◆ Record list:
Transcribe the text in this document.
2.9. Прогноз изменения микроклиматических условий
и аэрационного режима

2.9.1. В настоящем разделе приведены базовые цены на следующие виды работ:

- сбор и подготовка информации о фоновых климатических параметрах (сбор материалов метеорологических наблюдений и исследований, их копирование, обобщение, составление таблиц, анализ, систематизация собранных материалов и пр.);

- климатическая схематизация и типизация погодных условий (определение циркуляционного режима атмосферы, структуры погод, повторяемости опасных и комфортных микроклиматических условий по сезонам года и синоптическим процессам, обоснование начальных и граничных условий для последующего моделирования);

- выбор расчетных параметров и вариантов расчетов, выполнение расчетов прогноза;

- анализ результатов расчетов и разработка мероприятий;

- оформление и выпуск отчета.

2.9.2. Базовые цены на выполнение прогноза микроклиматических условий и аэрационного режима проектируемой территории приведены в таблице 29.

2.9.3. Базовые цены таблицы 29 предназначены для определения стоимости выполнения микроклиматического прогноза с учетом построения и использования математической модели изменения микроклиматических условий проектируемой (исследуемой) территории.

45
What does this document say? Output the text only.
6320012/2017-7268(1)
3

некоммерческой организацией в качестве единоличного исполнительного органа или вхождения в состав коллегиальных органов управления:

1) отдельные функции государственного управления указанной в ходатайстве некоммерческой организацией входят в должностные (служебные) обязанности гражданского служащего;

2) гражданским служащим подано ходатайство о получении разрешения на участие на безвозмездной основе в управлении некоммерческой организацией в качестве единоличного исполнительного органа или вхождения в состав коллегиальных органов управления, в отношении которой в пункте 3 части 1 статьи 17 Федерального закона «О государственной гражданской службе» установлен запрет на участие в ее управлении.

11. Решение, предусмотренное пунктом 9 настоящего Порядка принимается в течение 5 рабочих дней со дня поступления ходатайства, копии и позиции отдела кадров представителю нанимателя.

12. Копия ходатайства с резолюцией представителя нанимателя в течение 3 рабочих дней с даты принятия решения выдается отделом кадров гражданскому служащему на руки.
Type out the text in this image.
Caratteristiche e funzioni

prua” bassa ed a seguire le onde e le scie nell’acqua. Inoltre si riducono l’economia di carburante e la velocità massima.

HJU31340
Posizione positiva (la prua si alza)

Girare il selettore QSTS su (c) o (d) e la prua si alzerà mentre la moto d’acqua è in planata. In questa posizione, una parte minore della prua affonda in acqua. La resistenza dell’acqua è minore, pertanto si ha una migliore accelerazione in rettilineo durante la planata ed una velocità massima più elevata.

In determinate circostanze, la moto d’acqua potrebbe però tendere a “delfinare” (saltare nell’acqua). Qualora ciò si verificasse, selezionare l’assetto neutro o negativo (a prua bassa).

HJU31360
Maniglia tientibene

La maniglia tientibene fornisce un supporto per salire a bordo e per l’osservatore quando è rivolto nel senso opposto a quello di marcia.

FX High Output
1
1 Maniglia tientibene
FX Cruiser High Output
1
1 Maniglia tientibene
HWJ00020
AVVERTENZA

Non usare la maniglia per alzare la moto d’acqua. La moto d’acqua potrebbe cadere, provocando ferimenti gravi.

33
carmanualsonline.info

◆ To do: List each line of the entries that holds the string "режима".

◆ The result:
и аэрационного режима
- климатическая схематизация и типизация погодных условий (определение циркуляционного режима атмосферы, структуры погод, повторяемости опасных и комфортных микроклиматических условий по сезонам года и синоптическим процессам, обоснование начальных и граничных условий для последующего моделирования);
2.9.2. Базовые цены на выполнение прогноза микроклиматических условий и аэрационного режима проектируемой территории приведены в таблице 29.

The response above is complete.